## Set problem:
Take every line where the string "content" appears and copy it.

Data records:
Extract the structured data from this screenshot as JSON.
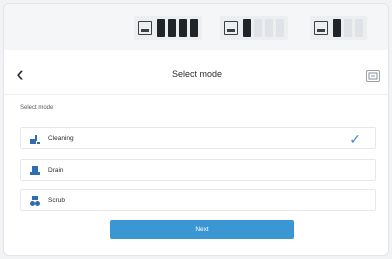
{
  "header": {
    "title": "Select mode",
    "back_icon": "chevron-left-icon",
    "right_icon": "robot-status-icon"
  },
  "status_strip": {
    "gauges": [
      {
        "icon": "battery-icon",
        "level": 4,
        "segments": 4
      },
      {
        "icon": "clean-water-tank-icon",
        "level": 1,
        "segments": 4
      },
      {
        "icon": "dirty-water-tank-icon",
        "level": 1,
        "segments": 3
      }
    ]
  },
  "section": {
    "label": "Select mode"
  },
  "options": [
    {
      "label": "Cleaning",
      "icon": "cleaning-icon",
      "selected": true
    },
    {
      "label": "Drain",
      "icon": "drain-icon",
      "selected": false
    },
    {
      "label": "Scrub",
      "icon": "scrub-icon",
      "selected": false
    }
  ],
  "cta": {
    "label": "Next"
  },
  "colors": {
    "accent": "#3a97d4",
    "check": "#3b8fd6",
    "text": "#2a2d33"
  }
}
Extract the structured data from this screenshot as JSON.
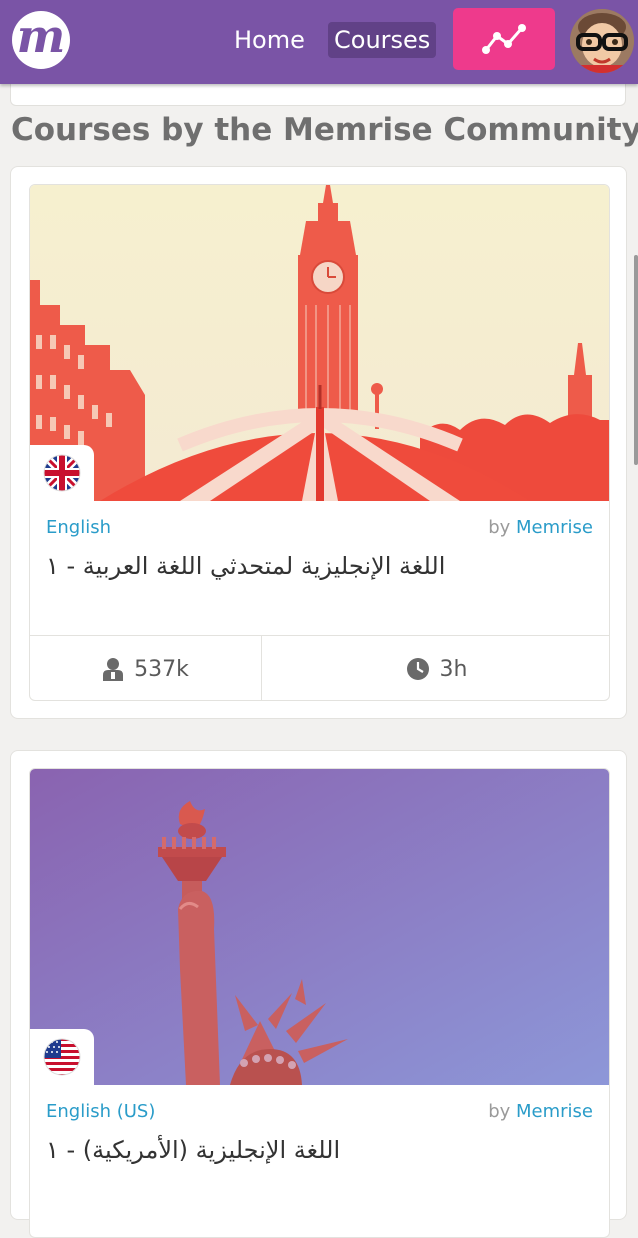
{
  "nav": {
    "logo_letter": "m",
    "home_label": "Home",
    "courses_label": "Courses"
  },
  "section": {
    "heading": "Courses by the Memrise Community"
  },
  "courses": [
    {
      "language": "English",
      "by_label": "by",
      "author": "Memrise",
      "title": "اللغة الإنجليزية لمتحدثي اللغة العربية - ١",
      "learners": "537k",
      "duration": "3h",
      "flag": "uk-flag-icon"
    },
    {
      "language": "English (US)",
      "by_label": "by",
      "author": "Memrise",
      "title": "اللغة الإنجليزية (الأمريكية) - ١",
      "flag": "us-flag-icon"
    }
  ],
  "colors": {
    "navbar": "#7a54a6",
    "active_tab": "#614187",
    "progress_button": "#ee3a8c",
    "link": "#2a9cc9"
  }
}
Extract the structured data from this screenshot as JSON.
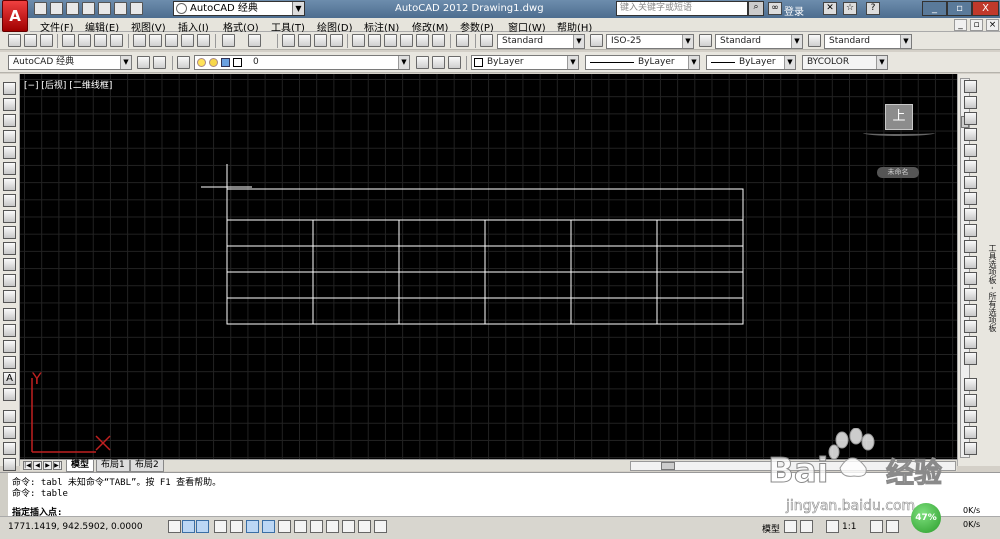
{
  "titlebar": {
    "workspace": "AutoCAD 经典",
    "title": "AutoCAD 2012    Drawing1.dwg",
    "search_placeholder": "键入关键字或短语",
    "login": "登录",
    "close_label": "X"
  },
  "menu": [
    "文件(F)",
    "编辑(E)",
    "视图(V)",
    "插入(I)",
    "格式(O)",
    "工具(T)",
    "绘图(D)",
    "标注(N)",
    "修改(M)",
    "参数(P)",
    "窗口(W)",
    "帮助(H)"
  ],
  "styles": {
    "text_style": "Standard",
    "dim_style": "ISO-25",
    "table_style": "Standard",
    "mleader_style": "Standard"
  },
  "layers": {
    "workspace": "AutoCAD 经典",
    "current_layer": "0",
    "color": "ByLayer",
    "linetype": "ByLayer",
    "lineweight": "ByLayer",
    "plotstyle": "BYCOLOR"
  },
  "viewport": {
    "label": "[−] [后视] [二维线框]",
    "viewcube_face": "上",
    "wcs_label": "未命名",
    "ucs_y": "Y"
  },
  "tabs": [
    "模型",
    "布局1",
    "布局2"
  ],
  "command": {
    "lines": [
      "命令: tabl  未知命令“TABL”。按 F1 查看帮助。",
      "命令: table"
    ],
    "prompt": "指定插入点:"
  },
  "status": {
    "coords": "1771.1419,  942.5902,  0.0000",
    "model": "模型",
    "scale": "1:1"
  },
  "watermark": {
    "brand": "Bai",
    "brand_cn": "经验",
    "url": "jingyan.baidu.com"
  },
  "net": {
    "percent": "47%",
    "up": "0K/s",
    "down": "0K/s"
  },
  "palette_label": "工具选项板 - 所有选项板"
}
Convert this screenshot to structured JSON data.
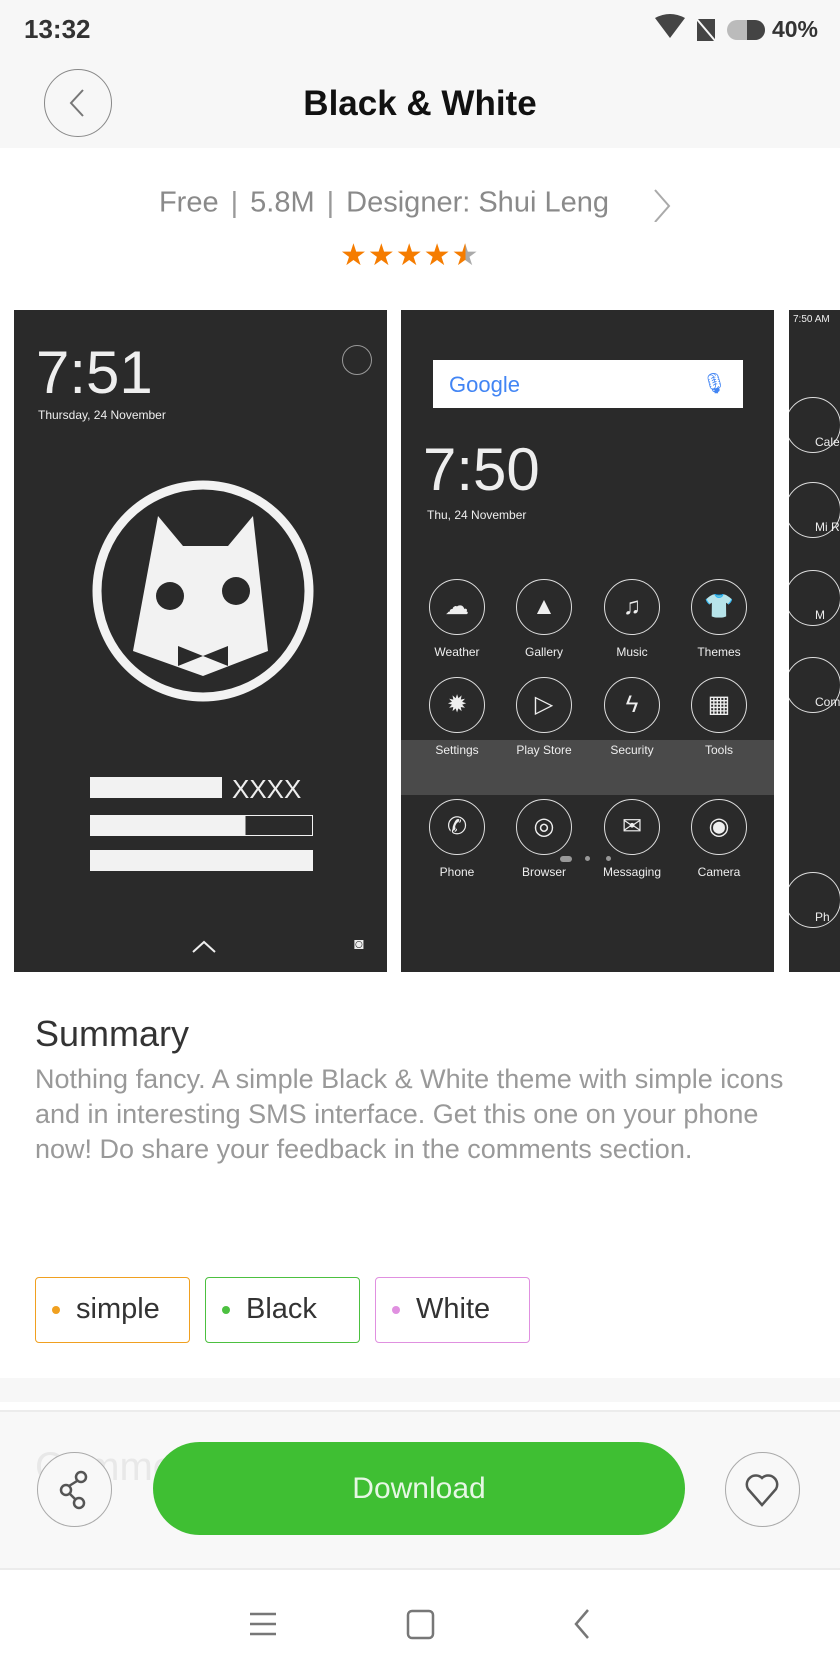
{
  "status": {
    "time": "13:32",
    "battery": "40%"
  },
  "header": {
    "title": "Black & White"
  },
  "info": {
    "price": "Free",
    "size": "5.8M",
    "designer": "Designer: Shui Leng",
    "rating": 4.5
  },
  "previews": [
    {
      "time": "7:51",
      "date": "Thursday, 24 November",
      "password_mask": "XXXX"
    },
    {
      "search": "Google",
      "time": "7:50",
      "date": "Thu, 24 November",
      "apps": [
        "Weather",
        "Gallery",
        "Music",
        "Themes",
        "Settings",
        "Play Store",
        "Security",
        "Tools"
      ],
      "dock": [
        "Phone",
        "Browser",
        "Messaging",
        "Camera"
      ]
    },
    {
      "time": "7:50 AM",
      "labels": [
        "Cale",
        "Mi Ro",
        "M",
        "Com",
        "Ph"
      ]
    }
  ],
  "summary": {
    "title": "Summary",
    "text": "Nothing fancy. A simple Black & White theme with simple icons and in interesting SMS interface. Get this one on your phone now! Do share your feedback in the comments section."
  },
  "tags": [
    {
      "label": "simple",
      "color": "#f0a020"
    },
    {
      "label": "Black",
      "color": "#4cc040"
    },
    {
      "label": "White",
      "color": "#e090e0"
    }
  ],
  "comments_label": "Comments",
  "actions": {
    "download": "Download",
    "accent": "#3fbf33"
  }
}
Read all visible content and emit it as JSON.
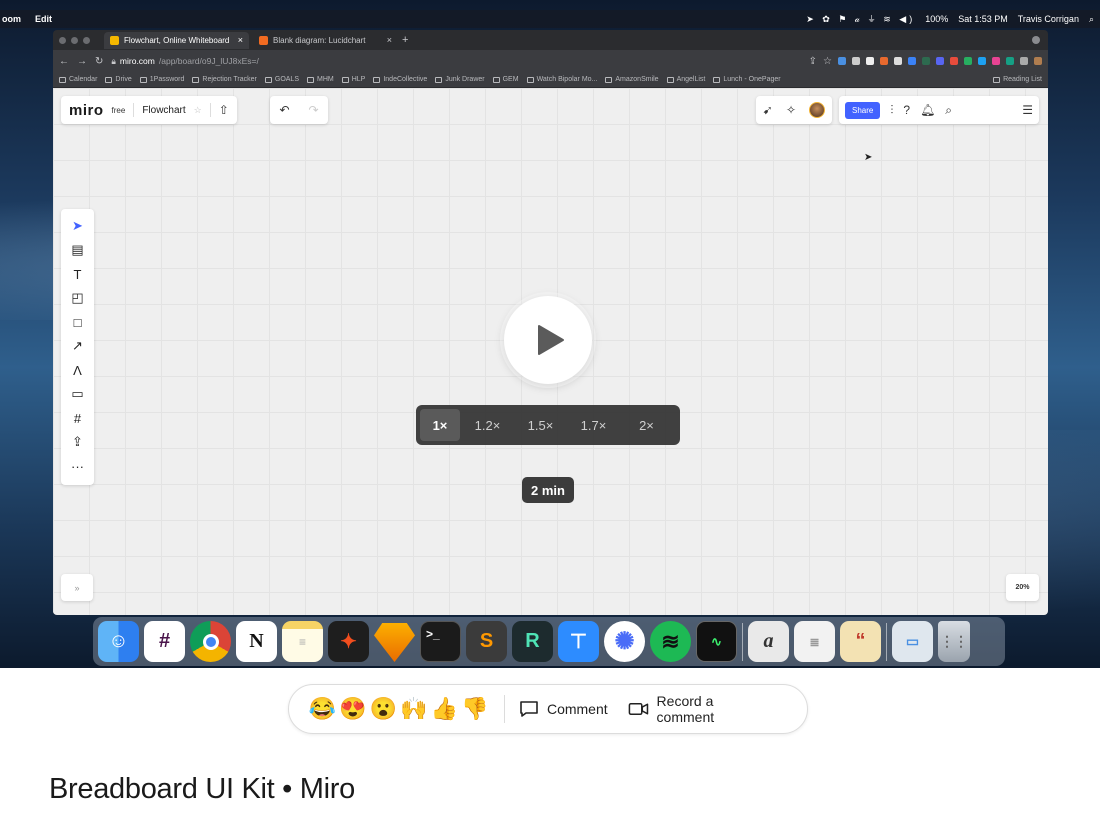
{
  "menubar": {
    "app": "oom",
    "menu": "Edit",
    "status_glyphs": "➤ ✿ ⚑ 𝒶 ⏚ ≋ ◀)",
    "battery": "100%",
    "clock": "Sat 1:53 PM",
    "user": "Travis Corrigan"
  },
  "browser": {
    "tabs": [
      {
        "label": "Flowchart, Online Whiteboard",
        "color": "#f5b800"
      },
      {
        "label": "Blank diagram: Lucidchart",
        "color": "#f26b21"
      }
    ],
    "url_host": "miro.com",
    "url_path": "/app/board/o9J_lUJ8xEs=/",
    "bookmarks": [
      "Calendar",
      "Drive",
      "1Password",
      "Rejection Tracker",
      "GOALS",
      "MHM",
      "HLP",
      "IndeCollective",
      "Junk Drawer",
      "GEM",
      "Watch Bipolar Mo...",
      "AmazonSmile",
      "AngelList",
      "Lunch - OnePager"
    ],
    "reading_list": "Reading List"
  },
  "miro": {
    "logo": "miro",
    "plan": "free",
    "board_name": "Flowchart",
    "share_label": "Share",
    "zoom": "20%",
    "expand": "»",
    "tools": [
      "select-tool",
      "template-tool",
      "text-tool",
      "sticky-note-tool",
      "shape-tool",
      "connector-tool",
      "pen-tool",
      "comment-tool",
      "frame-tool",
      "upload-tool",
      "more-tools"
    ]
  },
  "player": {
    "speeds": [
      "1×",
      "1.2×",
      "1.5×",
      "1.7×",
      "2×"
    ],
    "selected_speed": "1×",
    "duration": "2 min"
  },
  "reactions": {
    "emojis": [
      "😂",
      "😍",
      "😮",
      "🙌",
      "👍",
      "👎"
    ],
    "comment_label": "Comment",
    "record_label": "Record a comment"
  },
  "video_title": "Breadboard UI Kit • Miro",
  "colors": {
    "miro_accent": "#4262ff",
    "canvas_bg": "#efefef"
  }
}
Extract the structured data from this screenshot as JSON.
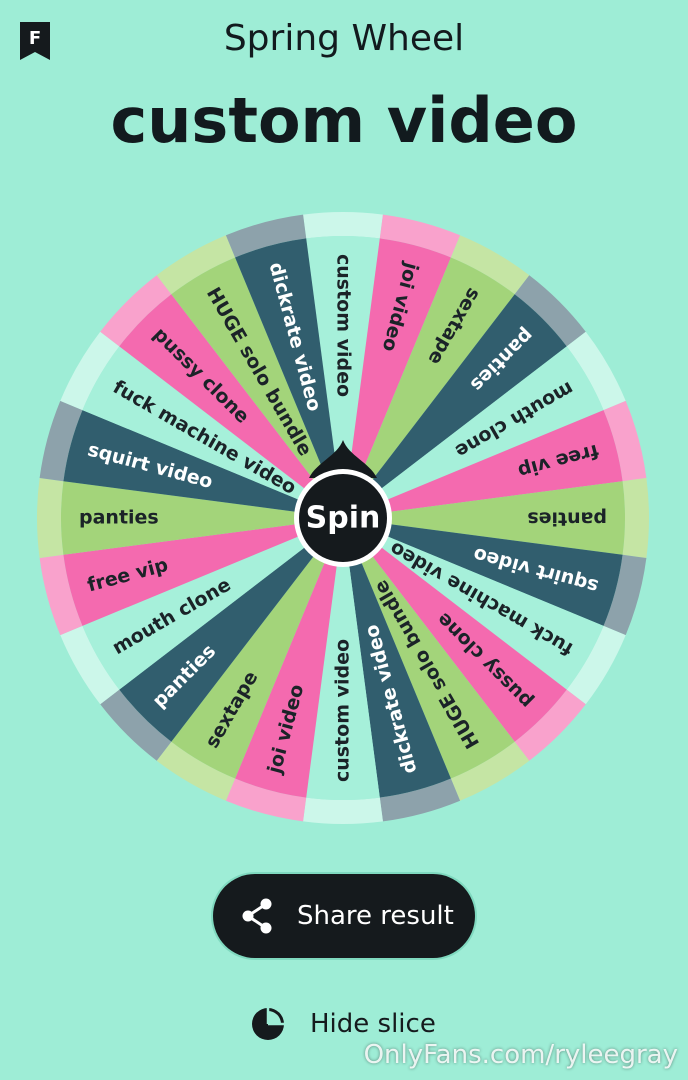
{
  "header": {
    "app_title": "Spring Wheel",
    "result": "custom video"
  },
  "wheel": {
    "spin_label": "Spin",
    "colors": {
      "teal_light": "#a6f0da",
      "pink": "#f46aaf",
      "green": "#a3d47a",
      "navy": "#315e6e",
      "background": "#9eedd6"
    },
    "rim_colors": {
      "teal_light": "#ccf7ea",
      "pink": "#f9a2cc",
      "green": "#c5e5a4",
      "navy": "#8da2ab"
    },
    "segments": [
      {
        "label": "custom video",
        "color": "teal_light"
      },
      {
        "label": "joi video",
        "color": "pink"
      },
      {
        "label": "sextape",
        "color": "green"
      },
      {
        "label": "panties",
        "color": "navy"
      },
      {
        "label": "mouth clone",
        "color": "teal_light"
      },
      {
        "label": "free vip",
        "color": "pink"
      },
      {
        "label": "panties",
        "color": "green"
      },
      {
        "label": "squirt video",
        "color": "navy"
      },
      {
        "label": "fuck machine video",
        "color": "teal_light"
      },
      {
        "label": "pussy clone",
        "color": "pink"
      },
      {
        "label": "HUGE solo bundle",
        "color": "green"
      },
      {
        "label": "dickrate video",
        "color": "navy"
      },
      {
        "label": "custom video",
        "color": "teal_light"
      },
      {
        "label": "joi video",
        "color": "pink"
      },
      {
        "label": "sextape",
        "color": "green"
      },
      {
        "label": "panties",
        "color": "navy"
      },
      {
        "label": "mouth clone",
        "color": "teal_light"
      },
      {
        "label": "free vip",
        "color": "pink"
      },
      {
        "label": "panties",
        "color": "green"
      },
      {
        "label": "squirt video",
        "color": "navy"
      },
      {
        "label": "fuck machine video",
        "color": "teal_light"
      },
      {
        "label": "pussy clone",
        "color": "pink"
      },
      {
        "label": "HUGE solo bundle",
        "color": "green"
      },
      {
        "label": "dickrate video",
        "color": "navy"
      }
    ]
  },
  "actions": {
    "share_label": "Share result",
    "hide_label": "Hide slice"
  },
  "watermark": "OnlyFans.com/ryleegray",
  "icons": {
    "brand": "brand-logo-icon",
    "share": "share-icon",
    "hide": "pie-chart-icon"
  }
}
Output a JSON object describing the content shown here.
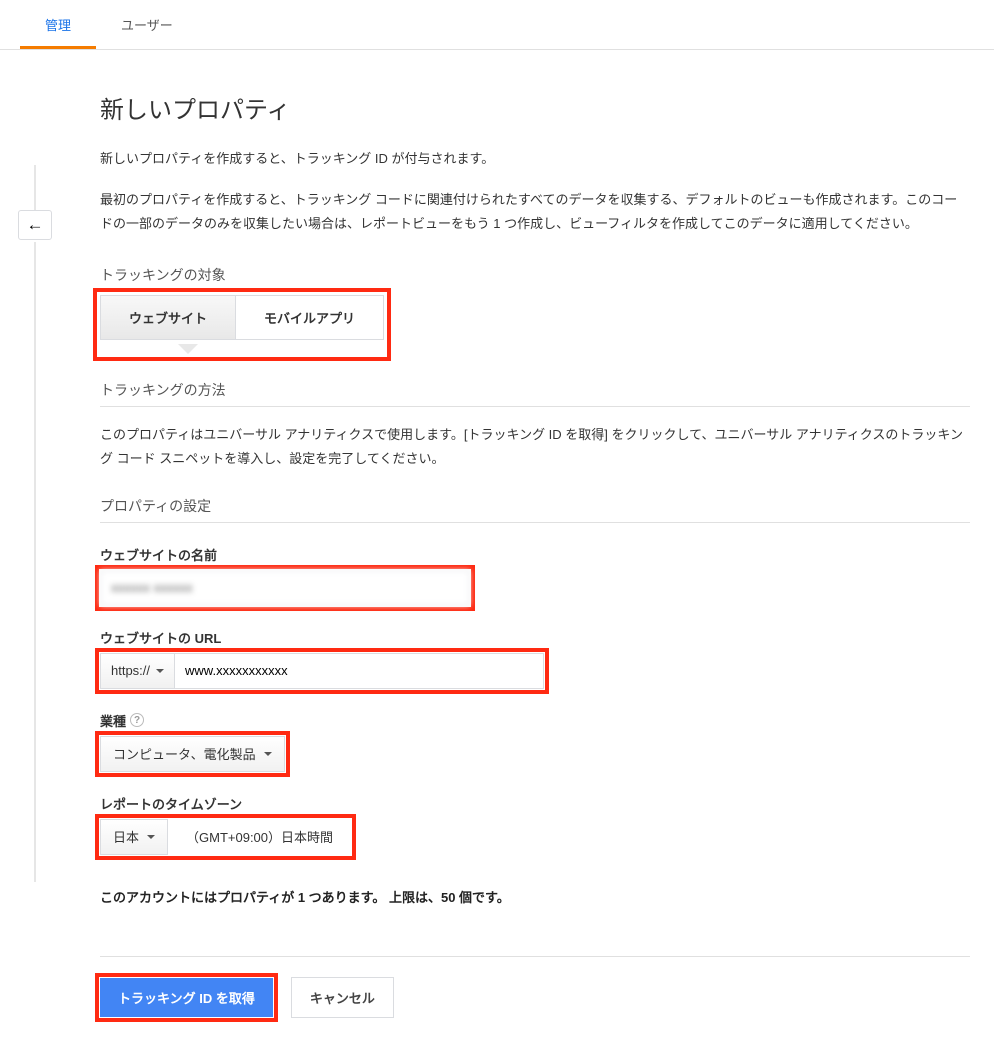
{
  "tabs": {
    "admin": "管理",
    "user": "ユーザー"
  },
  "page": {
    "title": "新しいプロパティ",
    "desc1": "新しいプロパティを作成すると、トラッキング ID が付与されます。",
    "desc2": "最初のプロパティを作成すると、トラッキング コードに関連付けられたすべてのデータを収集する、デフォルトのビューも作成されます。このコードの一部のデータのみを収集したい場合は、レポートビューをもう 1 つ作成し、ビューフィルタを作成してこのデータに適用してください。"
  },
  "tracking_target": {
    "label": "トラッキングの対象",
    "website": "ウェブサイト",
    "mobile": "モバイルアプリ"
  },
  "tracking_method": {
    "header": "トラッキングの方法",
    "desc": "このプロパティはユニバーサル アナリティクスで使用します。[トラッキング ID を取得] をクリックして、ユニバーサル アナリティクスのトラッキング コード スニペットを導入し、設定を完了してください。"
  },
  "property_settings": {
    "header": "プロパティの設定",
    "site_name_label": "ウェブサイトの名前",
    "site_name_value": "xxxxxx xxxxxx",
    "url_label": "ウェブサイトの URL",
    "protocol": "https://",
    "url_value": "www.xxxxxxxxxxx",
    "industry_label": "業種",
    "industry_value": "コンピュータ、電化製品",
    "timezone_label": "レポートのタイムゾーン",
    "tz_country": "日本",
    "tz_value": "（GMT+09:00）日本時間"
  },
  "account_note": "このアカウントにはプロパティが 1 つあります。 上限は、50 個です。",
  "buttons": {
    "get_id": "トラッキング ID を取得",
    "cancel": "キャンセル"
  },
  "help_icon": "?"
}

## Written answer:
Read all visible content and emit it as JSON.
Output a JSON object describing the content shown here.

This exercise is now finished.